• A block of data
◇ ◇ ◇ ◇ ◇ ◇ ◇

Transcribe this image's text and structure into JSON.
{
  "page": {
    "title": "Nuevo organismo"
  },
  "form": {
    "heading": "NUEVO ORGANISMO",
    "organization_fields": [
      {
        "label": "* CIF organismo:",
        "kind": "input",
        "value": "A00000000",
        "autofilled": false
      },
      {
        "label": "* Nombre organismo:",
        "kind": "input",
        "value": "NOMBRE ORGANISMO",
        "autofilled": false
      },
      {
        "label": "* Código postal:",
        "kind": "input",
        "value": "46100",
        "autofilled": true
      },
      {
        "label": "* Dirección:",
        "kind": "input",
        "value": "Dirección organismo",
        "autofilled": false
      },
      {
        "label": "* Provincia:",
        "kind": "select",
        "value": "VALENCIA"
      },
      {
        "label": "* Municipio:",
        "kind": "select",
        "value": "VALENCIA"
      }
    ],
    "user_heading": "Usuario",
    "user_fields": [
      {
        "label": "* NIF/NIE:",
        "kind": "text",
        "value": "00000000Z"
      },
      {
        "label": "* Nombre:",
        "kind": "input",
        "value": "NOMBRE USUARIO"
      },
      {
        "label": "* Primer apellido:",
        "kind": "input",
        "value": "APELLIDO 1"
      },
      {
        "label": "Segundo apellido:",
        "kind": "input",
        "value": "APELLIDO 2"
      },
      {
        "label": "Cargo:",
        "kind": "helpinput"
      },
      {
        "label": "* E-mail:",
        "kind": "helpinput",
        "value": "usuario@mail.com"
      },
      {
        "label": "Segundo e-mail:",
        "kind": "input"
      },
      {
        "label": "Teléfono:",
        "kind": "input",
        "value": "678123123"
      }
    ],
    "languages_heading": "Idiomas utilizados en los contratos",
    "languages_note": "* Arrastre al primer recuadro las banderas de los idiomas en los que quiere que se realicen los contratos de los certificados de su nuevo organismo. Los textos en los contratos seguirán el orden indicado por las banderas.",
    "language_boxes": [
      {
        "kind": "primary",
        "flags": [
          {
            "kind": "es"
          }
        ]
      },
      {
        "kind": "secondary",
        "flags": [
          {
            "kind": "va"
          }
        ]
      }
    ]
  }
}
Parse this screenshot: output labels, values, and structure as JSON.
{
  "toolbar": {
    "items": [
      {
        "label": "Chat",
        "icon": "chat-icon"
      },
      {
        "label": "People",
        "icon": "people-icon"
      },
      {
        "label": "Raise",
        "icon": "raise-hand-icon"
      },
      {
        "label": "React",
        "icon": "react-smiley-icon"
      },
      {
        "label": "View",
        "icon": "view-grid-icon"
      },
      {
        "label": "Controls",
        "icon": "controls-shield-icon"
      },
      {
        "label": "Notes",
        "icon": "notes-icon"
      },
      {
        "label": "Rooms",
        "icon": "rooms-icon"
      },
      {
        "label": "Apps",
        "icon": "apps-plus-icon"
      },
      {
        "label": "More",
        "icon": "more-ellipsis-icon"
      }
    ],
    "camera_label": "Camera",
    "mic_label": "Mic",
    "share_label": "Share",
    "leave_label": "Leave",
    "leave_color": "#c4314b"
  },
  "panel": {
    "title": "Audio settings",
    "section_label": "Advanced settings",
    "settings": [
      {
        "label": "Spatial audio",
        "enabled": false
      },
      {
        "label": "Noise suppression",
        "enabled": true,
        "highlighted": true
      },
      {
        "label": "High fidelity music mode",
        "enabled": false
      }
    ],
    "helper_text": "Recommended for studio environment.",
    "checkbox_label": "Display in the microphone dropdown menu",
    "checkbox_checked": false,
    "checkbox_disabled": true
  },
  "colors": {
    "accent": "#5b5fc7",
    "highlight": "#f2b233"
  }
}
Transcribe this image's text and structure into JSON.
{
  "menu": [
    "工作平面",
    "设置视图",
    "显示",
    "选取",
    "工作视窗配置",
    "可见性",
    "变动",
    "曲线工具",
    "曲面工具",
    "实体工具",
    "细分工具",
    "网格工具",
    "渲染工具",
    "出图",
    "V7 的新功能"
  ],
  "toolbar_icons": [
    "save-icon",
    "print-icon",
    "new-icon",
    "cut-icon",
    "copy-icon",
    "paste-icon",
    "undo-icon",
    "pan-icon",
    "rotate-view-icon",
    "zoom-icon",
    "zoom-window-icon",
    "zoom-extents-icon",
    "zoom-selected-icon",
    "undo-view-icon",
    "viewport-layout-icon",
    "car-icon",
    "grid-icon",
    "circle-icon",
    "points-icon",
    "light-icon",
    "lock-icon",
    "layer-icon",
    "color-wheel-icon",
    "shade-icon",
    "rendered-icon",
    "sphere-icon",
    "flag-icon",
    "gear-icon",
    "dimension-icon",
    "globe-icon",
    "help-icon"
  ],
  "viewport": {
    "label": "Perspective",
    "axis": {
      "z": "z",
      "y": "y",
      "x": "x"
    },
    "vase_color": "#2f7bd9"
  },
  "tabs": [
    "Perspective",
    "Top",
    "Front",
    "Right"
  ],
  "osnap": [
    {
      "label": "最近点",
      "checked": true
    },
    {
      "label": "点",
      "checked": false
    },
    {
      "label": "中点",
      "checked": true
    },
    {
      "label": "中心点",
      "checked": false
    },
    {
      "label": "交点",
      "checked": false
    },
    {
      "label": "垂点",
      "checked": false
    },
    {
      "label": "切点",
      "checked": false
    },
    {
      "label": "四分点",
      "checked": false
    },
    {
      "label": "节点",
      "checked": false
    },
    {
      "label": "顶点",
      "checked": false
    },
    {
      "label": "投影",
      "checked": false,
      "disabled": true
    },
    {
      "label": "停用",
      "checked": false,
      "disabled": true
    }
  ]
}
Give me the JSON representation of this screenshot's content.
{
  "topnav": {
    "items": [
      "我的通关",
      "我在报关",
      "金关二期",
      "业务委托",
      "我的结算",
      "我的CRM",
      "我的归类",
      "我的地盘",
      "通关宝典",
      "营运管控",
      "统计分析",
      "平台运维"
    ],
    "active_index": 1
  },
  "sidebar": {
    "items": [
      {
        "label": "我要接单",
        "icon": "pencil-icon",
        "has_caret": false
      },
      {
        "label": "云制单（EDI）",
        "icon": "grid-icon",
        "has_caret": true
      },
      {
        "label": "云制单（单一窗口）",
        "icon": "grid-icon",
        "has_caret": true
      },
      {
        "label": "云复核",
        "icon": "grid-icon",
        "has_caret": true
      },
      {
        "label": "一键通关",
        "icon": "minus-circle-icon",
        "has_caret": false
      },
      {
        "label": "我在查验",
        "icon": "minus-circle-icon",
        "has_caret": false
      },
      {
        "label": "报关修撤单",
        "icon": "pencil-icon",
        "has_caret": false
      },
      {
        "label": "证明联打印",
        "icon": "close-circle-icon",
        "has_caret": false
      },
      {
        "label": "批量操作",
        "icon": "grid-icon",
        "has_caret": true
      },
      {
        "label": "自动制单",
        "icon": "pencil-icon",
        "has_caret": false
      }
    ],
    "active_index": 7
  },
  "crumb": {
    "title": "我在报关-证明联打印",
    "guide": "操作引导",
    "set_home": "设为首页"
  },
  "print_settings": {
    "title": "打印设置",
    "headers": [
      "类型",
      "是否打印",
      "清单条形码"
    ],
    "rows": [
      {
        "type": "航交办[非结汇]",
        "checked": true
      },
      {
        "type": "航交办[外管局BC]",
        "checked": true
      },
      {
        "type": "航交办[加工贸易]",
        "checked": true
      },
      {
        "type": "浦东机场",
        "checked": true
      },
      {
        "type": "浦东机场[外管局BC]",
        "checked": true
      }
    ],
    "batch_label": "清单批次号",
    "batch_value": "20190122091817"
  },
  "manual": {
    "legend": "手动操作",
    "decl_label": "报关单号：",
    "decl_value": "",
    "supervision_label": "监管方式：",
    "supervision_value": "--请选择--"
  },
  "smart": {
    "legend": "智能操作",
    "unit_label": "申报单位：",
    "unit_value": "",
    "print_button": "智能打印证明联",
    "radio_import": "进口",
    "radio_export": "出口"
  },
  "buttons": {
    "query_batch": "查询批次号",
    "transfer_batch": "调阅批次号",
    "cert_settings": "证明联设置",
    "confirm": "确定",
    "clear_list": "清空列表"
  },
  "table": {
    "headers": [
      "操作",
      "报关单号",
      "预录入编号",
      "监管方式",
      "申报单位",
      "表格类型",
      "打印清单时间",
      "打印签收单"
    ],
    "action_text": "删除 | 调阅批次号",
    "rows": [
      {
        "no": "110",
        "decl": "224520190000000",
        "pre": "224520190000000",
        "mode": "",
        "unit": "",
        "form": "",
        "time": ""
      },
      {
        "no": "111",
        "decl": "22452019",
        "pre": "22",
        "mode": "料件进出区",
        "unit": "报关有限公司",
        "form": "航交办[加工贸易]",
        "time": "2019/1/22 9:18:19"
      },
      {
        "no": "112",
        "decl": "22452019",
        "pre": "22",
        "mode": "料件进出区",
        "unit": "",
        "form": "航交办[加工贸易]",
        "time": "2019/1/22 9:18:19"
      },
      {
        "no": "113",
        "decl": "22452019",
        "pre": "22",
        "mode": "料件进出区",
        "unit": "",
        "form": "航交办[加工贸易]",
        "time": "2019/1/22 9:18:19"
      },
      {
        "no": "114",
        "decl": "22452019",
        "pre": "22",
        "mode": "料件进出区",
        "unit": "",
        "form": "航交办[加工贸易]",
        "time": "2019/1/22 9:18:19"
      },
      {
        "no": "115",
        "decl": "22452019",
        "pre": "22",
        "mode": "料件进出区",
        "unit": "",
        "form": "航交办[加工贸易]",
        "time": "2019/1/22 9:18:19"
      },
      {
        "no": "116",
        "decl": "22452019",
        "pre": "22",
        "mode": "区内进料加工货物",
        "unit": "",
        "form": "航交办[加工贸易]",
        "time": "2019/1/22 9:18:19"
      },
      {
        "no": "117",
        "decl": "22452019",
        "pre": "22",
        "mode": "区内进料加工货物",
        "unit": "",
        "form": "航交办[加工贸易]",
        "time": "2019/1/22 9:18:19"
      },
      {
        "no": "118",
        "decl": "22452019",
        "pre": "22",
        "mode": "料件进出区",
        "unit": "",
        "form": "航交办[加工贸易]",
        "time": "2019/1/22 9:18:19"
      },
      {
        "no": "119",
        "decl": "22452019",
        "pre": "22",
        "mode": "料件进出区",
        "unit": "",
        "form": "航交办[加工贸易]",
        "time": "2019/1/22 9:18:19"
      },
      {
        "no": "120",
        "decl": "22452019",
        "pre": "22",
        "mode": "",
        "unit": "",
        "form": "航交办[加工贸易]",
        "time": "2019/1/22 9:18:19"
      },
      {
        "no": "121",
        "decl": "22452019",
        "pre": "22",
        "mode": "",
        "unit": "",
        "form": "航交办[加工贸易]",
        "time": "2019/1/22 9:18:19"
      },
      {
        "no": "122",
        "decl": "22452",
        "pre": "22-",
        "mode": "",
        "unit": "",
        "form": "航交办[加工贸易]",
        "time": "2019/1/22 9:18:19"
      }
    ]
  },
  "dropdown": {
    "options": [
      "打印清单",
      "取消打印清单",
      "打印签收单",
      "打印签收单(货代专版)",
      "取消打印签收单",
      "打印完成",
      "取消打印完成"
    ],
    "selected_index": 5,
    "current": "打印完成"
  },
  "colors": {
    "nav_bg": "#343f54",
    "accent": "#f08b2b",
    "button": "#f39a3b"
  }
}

◇ ◇ ◇ ◇ ◇ ◇ ◇

• The request
In the entries above, find the lines containing the word "menu" and say how many there are, with no other words.

• Expected answer
2